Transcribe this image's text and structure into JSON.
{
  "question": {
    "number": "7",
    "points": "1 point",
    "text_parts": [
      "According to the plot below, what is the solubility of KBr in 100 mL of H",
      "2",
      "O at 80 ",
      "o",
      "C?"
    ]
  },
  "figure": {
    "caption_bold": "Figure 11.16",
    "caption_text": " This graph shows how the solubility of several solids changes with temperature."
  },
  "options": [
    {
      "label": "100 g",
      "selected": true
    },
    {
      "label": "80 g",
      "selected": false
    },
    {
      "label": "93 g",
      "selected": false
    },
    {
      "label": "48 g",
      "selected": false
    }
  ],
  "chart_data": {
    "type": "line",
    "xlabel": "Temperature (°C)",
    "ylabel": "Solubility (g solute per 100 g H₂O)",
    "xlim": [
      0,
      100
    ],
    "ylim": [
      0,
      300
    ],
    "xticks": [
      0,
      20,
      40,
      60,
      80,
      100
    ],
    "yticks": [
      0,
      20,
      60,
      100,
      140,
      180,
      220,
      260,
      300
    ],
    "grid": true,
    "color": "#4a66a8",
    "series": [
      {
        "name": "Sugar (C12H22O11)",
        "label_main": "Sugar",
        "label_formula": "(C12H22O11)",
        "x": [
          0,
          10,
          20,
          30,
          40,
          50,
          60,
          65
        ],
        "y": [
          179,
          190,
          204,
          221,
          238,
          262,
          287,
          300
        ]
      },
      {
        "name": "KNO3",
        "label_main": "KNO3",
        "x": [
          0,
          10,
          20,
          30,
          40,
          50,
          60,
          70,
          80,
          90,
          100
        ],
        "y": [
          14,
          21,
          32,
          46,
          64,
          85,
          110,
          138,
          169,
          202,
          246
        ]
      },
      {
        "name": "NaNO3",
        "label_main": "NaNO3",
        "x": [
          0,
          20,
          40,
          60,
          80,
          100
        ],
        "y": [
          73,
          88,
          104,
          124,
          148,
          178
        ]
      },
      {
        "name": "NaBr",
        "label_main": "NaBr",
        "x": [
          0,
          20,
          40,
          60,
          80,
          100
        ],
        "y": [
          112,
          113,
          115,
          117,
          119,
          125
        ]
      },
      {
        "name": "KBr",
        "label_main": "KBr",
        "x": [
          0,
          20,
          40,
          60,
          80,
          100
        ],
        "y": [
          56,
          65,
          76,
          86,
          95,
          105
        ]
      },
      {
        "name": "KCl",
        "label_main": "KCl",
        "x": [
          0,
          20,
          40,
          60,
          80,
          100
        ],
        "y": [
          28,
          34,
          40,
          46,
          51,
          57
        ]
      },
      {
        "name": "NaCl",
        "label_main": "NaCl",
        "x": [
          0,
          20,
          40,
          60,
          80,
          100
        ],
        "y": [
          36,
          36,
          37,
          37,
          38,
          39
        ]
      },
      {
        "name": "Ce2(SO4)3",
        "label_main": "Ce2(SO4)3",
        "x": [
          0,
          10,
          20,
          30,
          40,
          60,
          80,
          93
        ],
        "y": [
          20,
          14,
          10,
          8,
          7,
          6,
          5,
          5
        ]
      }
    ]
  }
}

THE EXERCISE: Every entry should be printed again exactly as it stands.

REPLY TO THE EXERCISE:
Transcribe this image's text and structure into JSON.
{
  "question": {
    "number": "7",
    "points": "1 point",
    "text_parts": [
      "According to the plot below, what is the solubility of KBr in 100 mL of H",
      "2",
      "O at 80 ",
      "o",
      "C?"
    ]
  },
  "figure": {
    "caption_bold": "Figure 11.16",
    "caption_text": " This graph shows how the solubility of several solids changes with temperature."
  },
  "options": [
    {
      "label": "100 g",
      "selected": true
    },
    {
      "label": "80 g",
      "selected": false
    },
    {
      "label": "93 g",
      "selected": false
    },
    {
      "label": "48 g",
      "selected": false
    }
  ],
  "chart_data": {
    "type": "line",
    "xlabel": "Temperature (°C)",
    "ylabel": "Solubility (g solute per 100 g H₂O)",
    "xlim": [
      0,
      100
    ],
    "ylim": [
      0,
      300
    ],
    "xticks": [
      0,
      20,
      40,
      60,
      80,
      100
    ],
    "yticks": [
      0,
      20,
      60,
      100,
      140,
      180,
      220,
      260,
      300
    ],
    "grid": true,
    "color": "#4a66a8",
    "series": [
      {
        "name": "Sugar (C12H22O11)",
        "label_main": "Sugar",
        "label_formula": "(C12H22O11)",
        "x": [
          0,
          10,
          20,
          30,
          40,
          50,
          60,
          65
        ],
        "y": [
          179,
          190,
          204,
          221,
          238,
          262,
          287,
          300
        ]
      },
      {
        "name": "KNO3",
        "label_main": "KNO3",
        "x": [
          0,
          10,
          20,
          30,
          40,
          50,
          60,
          70,
          80,
          90,
          100
        ],
        "y": [
          14,
          21,
          32,
          46,
          64,
          85,
          110,
          138,
          169,
          202,
          246
        ]
      },
      {
        "name": "NaNO3",
        "label_main": "NaNO3",
        "x": [
          0,
          20,
          40,
          60,
          80,
          100
        ],
        "y": [
          73,
          88,
          104,
          124,
          148,
          178
        ]
      },
      {
        "name": "NaBr",
        "label_main": "NaBr",
        "x": [
          0,
          20,
          40,
          60,
          80,
          100
        ],
        "y": [
          112,
          113,
          115,
          117,
          119,
          125
        ]
      },
      {
        "name": "KBr",
        "label_main": "KBr",
        "x": [
          0,
          20,
          40,
          60,
          80,
          100
        ],
        "y": [
          56,
          65,
          76,
          86,
          95,
          105
        ]
      },
      {
        "name": "KCl",
        "label_main": "KCl",
        "x": [
          0,
          20,
          40,
          60,
          80,
          100
        ],
        "y": [
          28,
          34,
          40,
          46,
          51,
          57
        ]
      },
      {
        "name": "NaCl",
        "label_main": "NaCl",
        "x": [
          0,
          20,
          40,
          60,
          80,
          100
        ],
        "y": [
          36,
          36,
          37,
          37,
          38,
          39
        ]
      },
      {
        "name": "Ce2(SO4)3",
        "label_main": "Ce2(SO4)3",
        "x": [
          0,
          10,
          20,
          30,
          40,
          60,
          80,
          93
        ],
        "y": [
          20,
          14,
          10,
          8,
          7,
          6,
          5,
          5
        ]
      }
    ]
  }
}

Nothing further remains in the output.